• _Problem to solve_:
Copy every line of the listing that holds the string "seta".

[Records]
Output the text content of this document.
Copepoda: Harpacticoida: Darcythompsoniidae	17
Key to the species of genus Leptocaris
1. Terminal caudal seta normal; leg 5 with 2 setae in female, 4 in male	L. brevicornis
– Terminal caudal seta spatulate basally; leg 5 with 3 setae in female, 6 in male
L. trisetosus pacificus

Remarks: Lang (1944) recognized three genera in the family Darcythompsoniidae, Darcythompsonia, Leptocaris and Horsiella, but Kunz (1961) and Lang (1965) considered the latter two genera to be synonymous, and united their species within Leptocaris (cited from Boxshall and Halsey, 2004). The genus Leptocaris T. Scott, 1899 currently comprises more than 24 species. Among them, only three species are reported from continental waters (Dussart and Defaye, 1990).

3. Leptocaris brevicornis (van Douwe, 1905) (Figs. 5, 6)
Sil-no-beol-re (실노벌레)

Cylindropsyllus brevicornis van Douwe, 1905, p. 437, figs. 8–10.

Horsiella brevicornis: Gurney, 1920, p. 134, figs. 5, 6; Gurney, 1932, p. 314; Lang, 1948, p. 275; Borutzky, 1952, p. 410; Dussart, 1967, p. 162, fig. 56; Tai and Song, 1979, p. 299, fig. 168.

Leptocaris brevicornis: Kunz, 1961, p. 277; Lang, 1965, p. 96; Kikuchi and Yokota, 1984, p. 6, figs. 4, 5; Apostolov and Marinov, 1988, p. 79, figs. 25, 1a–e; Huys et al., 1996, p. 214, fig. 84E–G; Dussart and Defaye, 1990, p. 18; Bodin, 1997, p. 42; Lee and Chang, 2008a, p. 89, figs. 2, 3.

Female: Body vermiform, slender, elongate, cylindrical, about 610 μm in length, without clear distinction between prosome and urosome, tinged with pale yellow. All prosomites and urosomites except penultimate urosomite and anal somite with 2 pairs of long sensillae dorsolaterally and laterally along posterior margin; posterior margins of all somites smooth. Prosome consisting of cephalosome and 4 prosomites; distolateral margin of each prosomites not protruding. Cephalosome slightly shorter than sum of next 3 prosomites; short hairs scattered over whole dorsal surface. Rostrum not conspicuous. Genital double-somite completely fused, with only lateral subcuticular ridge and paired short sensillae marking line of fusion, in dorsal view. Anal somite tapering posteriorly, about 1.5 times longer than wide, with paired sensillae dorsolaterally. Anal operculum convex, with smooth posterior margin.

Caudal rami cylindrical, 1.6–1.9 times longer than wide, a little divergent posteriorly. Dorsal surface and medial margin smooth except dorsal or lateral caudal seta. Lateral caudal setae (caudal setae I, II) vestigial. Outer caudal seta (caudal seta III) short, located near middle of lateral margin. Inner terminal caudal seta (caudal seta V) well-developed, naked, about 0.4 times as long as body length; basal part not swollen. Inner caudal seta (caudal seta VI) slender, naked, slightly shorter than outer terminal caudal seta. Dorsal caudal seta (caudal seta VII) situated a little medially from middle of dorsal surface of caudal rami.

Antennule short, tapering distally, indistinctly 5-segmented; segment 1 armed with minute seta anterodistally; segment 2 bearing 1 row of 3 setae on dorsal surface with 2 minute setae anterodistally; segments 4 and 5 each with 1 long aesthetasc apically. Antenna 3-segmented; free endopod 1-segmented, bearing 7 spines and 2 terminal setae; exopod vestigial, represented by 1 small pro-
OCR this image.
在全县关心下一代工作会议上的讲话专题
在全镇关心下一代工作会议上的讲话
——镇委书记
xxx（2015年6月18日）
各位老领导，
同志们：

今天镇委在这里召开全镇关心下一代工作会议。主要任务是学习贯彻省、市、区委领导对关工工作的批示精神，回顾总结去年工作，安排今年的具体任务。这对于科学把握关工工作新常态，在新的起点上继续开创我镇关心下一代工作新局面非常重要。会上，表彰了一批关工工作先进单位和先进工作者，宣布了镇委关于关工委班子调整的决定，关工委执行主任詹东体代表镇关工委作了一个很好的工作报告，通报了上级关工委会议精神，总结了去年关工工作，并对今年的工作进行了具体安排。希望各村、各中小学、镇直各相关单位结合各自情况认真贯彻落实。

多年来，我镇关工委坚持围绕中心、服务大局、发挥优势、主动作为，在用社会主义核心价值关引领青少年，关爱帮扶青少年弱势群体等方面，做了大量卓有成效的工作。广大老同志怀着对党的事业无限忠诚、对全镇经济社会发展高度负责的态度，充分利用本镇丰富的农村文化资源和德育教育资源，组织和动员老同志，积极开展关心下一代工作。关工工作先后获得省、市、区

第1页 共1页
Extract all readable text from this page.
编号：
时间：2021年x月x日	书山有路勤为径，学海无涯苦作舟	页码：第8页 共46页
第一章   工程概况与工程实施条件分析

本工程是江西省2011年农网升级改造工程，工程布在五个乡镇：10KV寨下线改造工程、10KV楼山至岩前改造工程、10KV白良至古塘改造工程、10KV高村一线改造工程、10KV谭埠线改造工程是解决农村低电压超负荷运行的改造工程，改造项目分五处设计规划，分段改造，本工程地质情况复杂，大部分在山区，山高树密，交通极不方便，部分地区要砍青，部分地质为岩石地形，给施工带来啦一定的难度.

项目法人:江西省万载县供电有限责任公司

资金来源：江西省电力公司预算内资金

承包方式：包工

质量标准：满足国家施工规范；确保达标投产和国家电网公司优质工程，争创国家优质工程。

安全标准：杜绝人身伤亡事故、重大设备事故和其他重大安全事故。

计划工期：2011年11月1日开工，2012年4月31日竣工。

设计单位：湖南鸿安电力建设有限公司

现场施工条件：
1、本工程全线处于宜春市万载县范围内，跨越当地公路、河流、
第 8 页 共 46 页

• _Solution to the exercise_:
1. Terminal caudal seta normal; leg 5 with 2 setae in female, 4 in male	L. brevicornis
– Terminal caudal seta spatulate basally; leg 5 with 3 setae in female, 6 in male
Caudal rami cylindrical, 1.6–1.9 times longer than wide, a little divergent posteriorly. Dorsal surface and medial margin smooth except dorsal or lateral caudal seta. Lateral caudal setae (caudal setae I, II) vestigial. Outer caudal seta (caudal seta III) short, located near middle of lateral margin. Inner terminal caudal seta (caudal seta V) well-developed, naked, about 0.4 times as long as body length; basal part not swollen. Inner caudal seta (caudal seta VI) slender, naked, slightly shorter than outer terminal caudal seta. Dorsal caudal seta (caudal seta VII) situated a little medially from middle of dorsal surface of caudal rami.
Antennule short, tapering distally, indistinctly 5-segmented; segment 1 armed with minute seta anterodistally; segment 2 bearing 1 row of 3 setae on dorsal surface with 2 minute setae anterodistally; segments 4 and 5 each with 1 long aesthetasc apically. Antenna 3-segmented; free endopod 1-segmented, bearing 7 spines and 2 terminal setae; exopod vestigial, represented by 1 small pro-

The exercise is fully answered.